WHAT IS ASKED | Skip the pictures. Transcribe the rest of the data below without changing a word.

EXTRACTED INFORMATION |

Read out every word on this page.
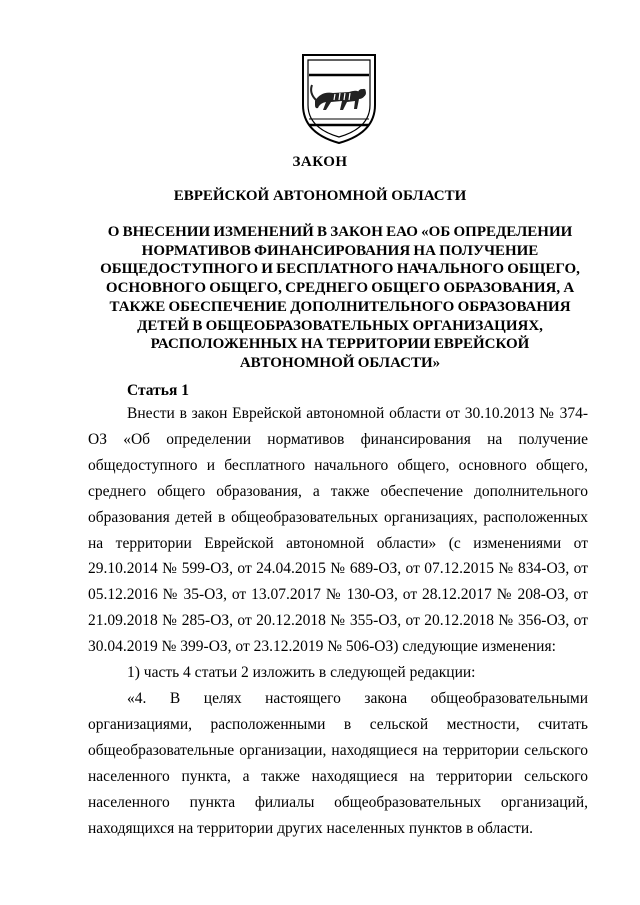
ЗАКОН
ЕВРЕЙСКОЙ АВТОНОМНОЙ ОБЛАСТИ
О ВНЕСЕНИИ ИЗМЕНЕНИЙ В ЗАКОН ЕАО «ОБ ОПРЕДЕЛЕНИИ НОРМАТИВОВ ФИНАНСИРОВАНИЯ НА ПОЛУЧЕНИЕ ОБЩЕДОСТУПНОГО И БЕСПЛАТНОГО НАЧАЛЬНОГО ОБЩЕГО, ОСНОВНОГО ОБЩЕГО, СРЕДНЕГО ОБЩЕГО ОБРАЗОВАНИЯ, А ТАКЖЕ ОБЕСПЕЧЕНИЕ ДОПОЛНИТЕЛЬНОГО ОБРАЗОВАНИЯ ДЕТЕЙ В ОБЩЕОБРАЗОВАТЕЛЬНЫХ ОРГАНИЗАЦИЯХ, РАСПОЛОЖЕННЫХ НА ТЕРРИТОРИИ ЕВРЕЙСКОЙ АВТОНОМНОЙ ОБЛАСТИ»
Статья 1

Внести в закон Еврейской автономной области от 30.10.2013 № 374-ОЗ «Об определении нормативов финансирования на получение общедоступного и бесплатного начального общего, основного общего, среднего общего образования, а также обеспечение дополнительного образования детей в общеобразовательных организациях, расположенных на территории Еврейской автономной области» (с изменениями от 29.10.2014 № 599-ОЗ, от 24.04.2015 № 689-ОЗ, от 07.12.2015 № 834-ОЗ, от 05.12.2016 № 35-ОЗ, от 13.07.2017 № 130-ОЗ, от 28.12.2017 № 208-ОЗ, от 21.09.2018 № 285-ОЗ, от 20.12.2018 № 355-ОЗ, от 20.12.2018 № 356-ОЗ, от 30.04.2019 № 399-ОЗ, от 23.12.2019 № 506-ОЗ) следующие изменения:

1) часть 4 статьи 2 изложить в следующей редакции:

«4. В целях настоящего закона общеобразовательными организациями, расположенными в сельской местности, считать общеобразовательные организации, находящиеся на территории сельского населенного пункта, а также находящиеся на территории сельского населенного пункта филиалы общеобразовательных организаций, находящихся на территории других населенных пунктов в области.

WRITTEN RESPONSE |
Read out every word on this page.
ЗАКОН
ЕВРЕЙСКОЙ АВТОНОМНОЙ ОБЛАСТИ
О ВНЕСЕНИИ ИЗМЕНЕНИЙ В ЗАКОН ЕАО «ОБ ОПРЕДЕЛЕНИИ НОРМАТИВОВ ФИНАНСИРОВАНИЯ НА ПОЛУЧЕНИЕ ОБЩЕДОСТУПНОГО И БЕСПЛАТНОГО НАЧАЛЬНОГО ОБЩЕГО, ОСНОВНОГО ОБЩЕГО, СРЕДНЕГО ОБЩЕГО ОБРАЗОВАНИЯ, А ТАКЖЕ ОБЕСПЕЧЕНИЕ ДОПОЛНИТЕЛЬНОГО ОБРАЗОВАНИЯ ДЕТЕЙ В ОБЩЕОБРАЗОВАТЕЛЬНЫХ ОРГАНИЗАЦИЯХ, РАСПОЛОЖЕННЫХ НА ТЕРРИТОРИИ ЕВРЕЙСКОЙ АВТОНОМНОЙ ОБЛАСТИ»
Статья 1

Внести в закон Еврейской автономной области от 30.10.2013 № 374-ОЗ «Об определении нормативов финансирования на получение общедоступного и бесплатного начального общего, основного общего, среднего общего образования, а также обеспечение дополнительного образования детей в общеобразовательных организациях, расположенных на территории Еврейской автономной области» (с изменениями от 29.10.2014 № 599-ОЗ, от 24.04.2015 № 689-ОЗ, от 07.12.2015 № 834-ОЗ, от 05.12.2016 № 35-ОЗ, от 13.07.2017 № 130-ОЗ, от 28.12.2017 № 208-ОЗ, от 21.09.2018 № 285-ОЗ, от 20.12.2018 № 355-ОЗ, от 20.12.2018 № 356-ОЗ, от 30.04.2019 № 399-ОЗ, от 23.12.2019 № 506-ОЗ) следующие изменения:

1) часть 4 статьи 2 изложить в следующей редакции:

«4. В целях настоящего закона общеобразовательными организациями, расположенными в сельской местности, считать общеобразовательные организации, находящиеся на территории сельского населенного пункта, а также находящиеся на территории сельского населенного пункта филиалы общеобразовательных организаций, находящихся на территории других населенных пунктов в области.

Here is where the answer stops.